(Some records)
════════
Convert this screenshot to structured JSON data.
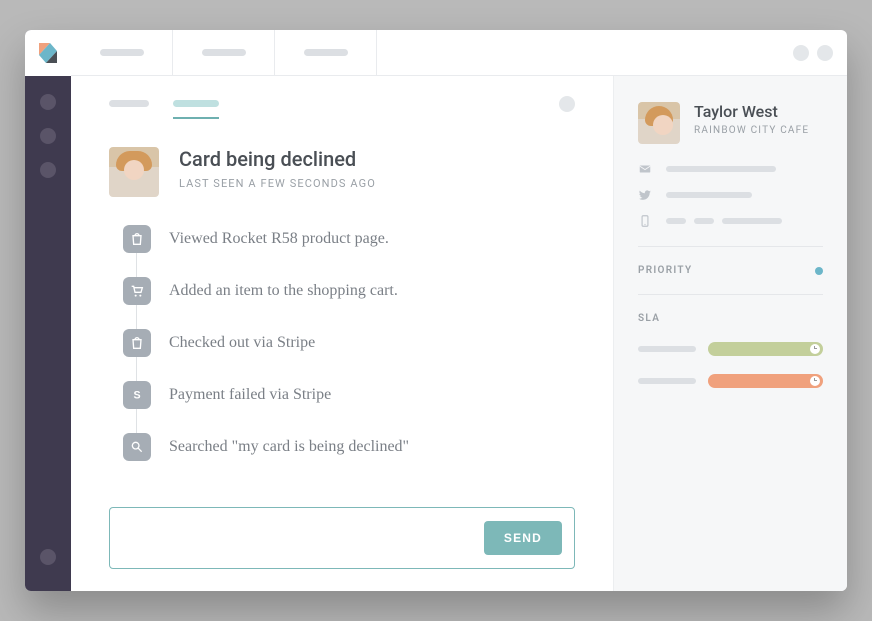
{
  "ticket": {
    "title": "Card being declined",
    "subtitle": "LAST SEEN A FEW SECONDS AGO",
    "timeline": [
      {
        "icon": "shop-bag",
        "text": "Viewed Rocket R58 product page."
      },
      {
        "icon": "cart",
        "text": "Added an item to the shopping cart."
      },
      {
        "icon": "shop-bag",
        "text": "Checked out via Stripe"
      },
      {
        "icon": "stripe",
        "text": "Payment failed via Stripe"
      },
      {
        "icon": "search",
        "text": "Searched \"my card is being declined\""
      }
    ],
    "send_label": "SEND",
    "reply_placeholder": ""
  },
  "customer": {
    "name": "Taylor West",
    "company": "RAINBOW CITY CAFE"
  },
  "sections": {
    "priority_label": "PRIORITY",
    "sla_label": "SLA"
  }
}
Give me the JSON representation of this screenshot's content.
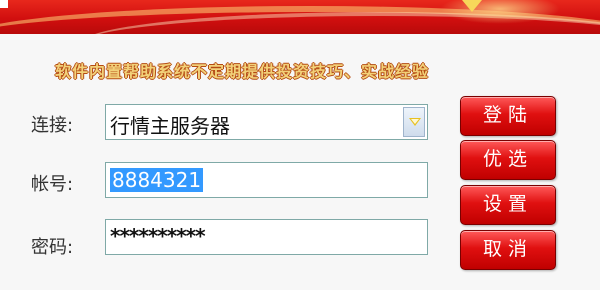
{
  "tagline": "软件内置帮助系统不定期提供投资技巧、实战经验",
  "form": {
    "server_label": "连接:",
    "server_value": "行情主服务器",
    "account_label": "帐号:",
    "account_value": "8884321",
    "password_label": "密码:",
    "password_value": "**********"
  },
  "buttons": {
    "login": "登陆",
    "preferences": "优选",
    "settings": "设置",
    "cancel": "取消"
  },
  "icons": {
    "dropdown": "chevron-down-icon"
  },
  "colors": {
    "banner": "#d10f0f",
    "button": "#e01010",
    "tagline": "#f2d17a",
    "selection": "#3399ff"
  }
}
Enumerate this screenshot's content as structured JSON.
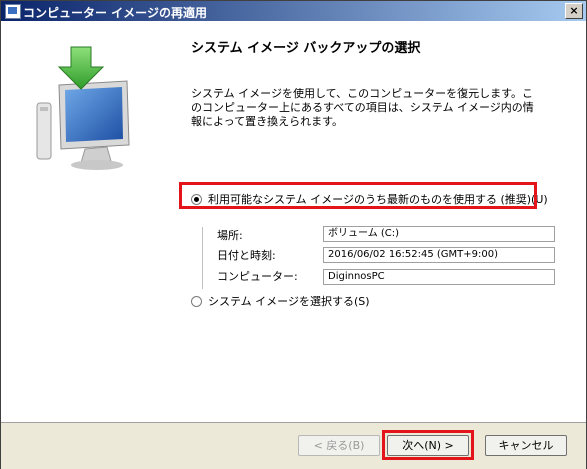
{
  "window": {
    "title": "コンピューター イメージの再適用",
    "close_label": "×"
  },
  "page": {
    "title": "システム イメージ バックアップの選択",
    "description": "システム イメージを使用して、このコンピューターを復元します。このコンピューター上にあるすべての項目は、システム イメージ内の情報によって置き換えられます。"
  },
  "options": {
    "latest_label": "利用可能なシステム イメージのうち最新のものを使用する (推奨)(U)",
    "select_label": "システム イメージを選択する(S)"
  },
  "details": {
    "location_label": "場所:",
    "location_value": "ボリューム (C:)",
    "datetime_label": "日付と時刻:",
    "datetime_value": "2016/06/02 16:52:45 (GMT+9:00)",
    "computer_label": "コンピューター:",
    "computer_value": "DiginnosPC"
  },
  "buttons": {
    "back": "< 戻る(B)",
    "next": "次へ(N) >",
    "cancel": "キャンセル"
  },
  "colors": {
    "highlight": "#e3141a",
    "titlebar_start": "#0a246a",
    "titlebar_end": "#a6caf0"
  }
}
════════
Problem description
Repeat nothing but the lines from the one containing "Enumerate this screenshot's" through the end of the entries, exactly, and skip the pictures.

Solution to this exercise
Enumerate this screenshot's content as structured JSON.
{
  "window": {
    "title": "コンピューター イメージの再適用",
    "close_label": "×"
  },
  "page": {
    "title": "システム イメージ バックアップの選択",
    "description": "システム イメージを使用して、このコンピューターを復元します。このコンピューター上にあるすべての項目は、システム イメージ内の情報によって置き換えられます。"
  },
  "options": {
    "latest_label": "利用可能なシステム イメージのうち最新のものを使用する (推奨)(U)",
    "select_label": "システム イメージを選択する(S)"
  },
  "details": {
    "location_label": "場所:",
    "location_value": "ボリューム (C:)",
    "datetime_label": "日付と時刻:",
    "datetime_value": "2016/06/02 16:52:45 (GMT+9:00)",
    "computer_label": "コンピューター:",
    "computer_value": "DiginnosPC"
  },
  "buttons": {
    "back": "< 戻る(B)",
    "next": "次へ(N) >",
    "cancel": "キャンセル"
  },
  "colors": {
    "highlight": "#e3141a",
    "titlebar_start": "#0a246a",
    "titlebar_end": "#a6caf0"
  }
}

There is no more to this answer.